Count, in the entries below, the lines in which "text" occurs. Give the number, nothing more.

------------------------------------------------

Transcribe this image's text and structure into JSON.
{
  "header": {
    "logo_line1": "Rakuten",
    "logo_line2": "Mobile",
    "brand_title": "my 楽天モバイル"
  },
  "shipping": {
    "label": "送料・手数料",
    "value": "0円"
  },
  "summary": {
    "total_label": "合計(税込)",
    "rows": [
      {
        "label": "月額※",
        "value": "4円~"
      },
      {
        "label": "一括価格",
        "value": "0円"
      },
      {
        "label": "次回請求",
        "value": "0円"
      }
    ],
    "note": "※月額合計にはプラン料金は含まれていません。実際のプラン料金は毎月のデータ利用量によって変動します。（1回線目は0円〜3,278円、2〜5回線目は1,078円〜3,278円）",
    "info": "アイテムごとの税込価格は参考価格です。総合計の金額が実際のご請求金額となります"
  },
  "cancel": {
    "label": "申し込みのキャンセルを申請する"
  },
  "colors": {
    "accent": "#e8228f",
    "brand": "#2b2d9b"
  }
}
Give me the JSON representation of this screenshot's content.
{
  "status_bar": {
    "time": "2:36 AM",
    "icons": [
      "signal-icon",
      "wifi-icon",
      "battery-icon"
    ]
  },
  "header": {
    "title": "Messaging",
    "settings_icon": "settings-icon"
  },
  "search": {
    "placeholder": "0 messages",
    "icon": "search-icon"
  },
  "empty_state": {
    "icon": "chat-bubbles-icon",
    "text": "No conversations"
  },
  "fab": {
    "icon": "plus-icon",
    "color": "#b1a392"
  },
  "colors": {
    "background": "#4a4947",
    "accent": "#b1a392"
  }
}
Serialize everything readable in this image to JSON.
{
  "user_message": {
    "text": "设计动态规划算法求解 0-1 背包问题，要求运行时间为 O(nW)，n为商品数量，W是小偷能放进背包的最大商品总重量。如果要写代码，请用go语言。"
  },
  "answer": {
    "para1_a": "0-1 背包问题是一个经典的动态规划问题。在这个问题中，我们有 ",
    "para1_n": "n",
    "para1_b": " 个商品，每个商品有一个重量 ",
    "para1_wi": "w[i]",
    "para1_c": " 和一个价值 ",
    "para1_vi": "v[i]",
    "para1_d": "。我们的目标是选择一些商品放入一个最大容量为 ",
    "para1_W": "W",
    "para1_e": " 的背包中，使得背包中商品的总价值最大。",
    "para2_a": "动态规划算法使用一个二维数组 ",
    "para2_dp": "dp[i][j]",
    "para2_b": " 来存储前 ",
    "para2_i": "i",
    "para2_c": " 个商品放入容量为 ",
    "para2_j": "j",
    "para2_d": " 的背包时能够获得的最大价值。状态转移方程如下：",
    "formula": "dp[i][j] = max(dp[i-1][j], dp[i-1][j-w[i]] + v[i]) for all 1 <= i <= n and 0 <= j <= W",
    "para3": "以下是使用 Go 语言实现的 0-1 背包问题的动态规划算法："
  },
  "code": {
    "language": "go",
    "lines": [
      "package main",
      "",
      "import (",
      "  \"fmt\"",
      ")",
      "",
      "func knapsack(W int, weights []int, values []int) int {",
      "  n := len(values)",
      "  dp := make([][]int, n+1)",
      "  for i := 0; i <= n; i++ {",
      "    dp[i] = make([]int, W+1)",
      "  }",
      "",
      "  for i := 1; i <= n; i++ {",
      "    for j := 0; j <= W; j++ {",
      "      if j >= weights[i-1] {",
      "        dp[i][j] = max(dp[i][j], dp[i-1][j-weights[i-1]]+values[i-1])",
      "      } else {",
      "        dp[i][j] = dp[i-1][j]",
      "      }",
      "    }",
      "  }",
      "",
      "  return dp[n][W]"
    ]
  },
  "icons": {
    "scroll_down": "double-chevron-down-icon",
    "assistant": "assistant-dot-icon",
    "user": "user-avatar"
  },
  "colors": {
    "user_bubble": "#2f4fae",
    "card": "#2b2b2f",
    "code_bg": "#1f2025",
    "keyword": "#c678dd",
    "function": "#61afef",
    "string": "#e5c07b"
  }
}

------------------------------------------------

**TASK RESULT:**
3